### WORK REQUIRED
Look below. Copy each line that has "NYSE" in it.

● ● ●

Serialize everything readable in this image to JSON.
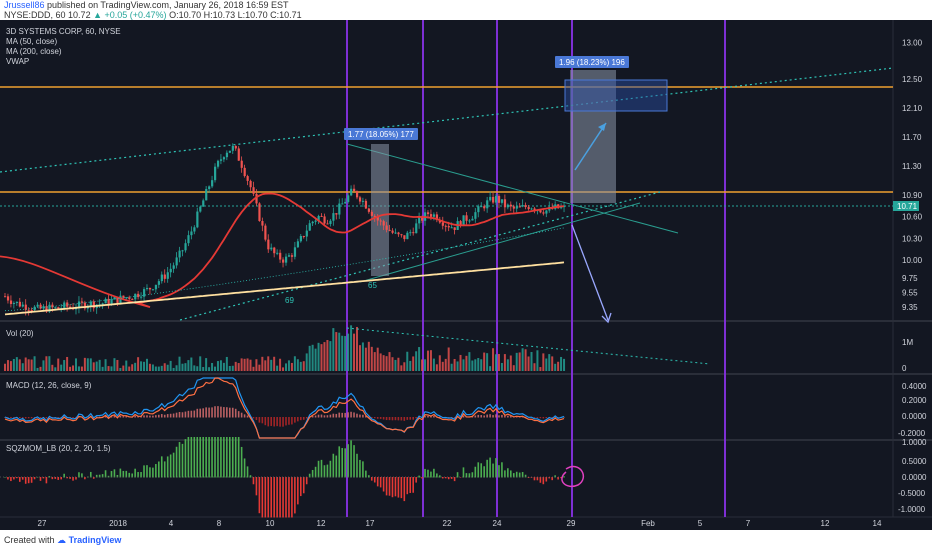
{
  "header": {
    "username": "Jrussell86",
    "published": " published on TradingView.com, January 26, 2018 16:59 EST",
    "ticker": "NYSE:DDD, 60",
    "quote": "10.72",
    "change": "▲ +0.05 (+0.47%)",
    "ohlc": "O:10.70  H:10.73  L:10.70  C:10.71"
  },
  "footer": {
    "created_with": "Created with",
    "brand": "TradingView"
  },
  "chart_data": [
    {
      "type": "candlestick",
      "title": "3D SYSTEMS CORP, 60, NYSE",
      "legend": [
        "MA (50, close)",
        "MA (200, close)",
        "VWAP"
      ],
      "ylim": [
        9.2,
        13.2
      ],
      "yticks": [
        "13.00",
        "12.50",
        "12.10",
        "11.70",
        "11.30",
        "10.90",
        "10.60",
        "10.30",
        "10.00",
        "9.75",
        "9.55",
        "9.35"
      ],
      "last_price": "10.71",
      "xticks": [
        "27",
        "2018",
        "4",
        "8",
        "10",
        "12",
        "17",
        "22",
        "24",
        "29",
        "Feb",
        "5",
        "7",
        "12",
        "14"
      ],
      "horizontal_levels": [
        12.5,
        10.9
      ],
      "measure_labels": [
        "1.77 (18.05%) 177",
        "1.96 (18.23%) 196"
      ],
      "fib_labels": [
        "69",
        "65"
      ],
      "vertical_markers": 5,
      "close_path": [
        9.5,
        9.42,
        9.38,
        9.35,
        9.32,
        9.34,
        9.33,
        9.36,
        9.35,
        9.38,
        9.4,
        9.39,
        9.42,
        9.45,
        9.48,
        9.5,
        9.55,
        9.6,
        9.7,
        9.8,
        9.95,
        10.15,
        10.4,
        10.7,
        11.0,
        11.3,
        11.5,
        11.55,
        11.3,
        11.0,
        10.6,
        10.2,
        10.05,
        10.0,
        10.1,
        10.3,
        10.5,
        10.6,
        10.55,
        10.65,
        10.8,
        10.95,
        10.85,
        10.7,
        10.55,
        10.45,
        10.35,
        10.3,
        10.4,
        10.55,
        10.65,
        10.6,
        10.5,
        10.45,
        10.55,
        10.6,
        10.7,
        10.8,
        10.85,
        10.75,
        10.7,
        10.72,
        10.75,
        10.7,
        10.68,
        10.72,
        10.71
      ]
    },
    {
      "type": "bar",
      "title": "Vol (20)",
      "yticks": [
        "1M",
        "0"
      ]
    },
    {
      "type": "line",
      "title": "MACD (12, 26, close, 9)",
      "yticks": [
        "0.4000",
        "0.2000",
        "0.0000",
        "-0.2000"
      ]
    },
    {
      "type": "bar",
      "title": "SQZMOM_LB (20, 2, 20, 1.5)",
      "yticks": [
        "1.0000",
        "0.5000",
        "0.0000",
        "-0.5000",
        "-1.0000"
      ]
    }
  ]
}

● ● ●

### RESULT
    "ticker": "NYSE:DDD, 60",
      "title": "3D SYSTEMS CORP, 60, NYSE",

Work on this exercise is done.